Data records =>
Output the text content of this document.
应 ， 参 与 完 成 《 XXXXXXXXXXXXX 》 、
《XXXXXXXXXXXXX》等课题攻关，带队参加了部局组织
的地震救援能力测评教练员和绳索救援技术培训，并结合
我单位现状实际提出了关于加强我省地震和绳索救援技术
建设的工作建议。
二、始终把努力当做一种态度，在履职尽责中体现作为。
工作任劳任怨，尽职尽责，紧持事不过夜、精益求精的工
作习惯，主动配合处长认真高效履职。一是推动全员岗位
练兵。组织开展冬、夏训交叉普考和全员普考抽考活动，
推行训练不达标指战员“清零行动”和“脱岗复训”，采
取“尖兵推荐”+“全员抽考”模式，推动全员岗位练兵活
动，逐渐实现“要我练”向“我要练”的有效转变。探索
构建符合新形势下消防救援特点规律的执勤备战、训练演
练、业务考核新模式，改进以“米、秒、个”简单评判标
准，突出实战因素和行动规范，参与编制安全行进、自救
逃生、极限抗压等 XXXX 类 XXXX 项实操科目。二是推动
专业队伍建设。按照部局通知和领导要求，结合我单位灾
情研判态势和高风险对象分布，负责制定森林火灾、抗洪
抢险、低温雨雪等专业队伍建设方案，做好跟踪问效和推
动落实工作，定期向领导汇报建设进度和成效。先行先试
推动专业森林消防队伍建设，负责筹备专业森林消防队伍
...
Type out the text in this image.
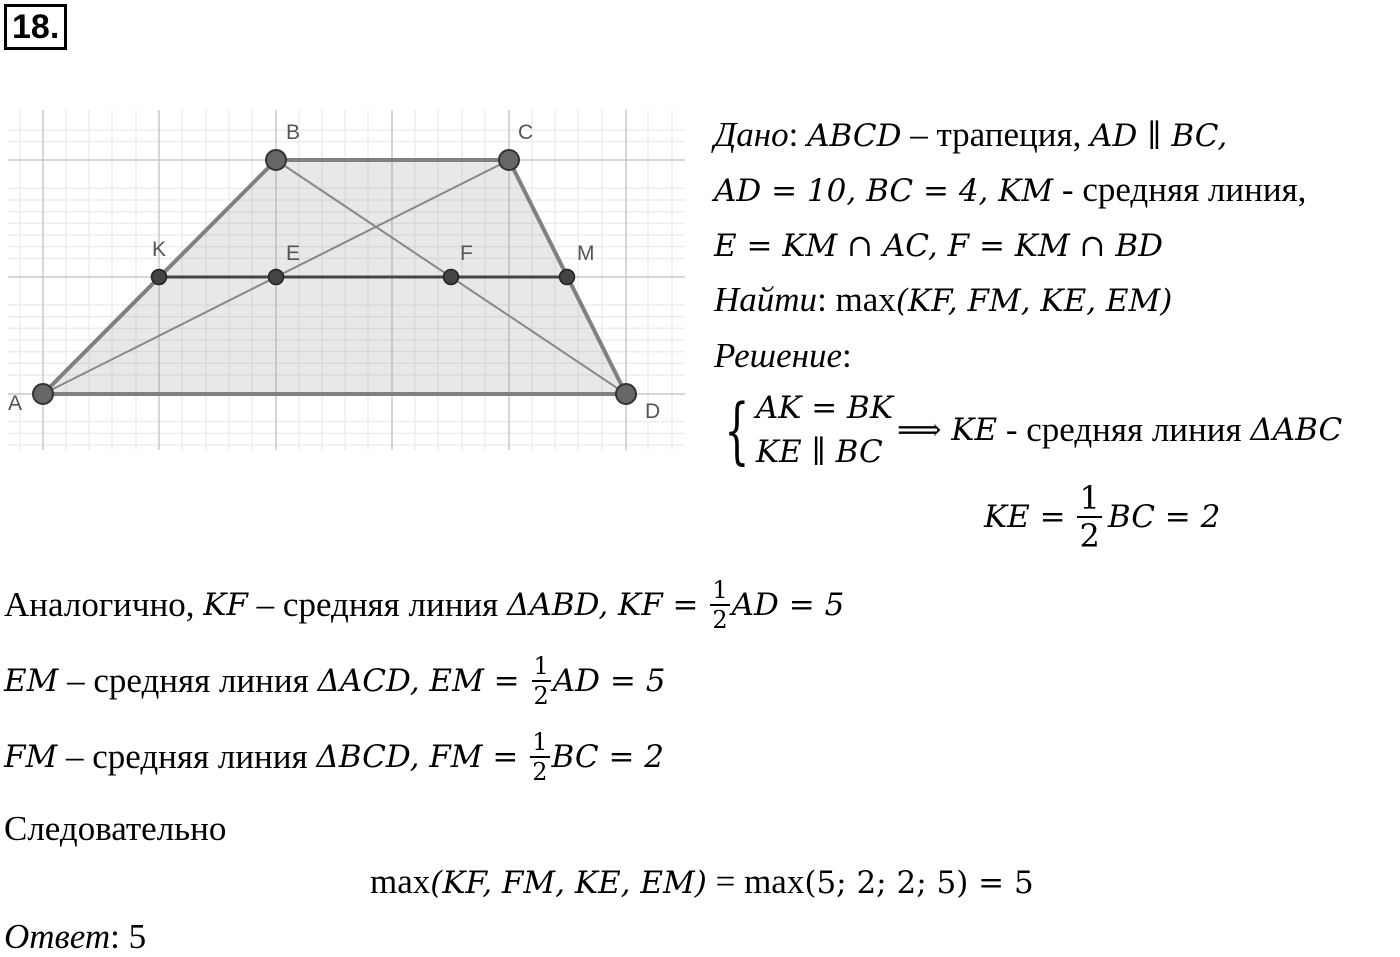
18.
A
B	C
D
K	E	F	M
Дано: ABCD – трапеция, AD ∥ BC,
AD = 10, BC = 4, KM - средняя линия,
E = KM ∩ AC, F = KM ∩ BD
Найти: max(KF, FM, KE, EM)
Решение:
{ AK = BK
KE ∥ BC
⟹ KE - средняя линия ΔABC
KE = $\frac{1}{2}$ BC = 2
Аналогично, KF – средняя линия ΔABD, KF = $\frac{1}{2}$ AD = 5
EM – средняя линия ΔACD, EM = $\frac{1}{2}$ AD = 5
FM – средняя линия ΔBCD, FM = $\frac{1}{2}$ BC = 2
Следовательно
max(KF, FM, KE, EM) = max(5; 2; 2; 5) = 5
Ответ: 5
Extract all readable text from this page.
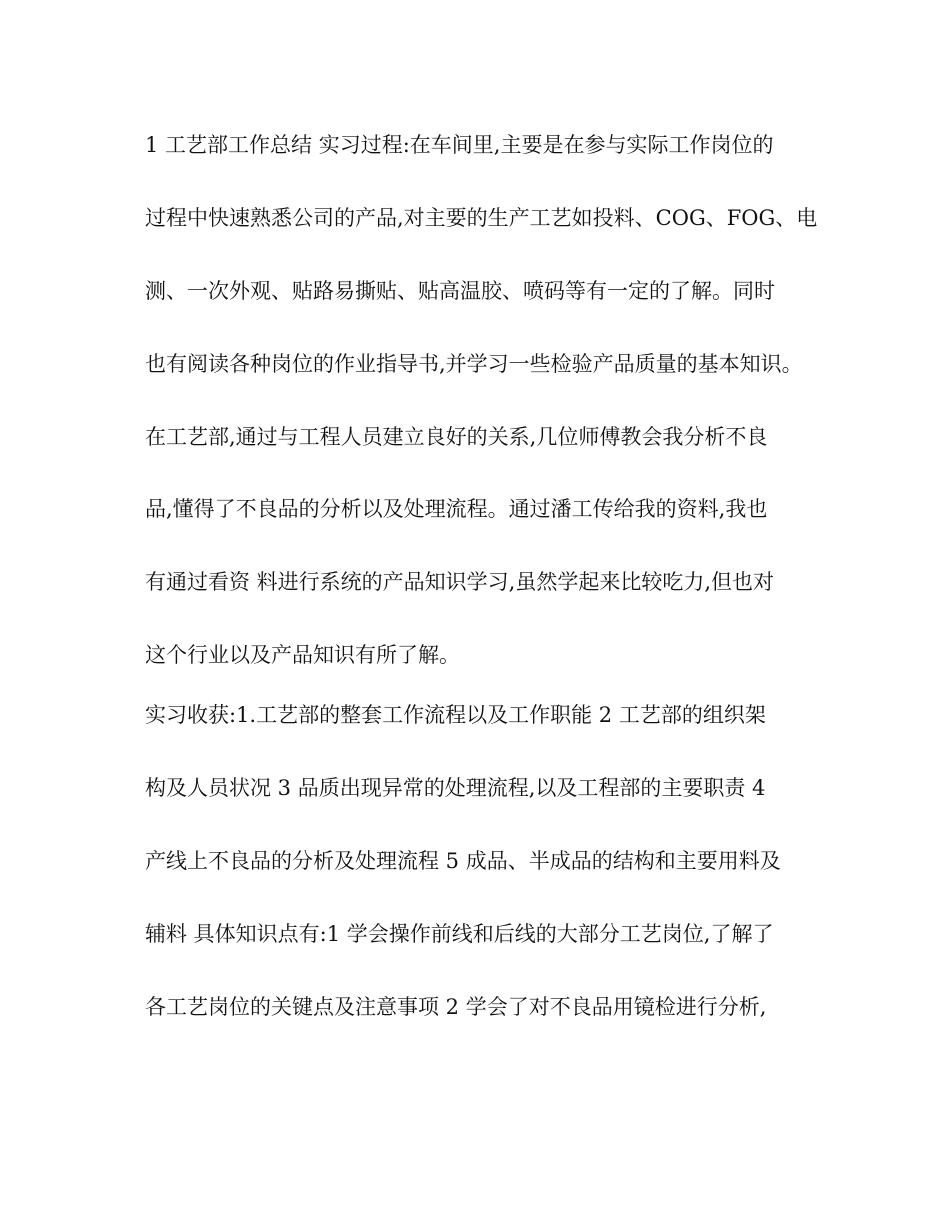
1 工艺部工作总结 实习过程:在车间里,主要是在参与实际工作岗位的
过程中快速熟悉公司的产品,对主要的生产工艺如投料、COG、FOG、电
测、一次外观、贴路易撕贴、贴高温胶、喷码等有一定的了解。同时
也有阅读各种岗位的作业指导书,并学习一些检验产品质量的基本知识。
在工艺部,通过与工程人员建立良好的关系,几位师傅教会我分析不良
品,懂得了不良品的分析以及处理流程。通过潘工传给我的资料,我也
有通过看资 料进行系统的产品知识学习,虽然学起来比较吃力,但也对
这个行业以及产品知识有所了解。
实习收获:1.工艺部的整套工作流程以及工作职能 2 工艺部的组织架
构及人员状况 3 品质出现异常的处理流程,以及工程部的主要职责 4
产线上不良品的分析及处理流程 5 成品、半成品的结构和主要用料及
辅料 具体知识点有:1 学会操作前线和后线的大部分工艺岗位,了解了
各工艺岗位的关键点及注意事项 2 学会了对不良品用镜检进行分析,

Task to carry out =>
Which lines in the records above contain the string "text"? Copy each one.

Result for this task =>
Output the text content of this document.
Type out the text in this image.
Extract all readable text from this page.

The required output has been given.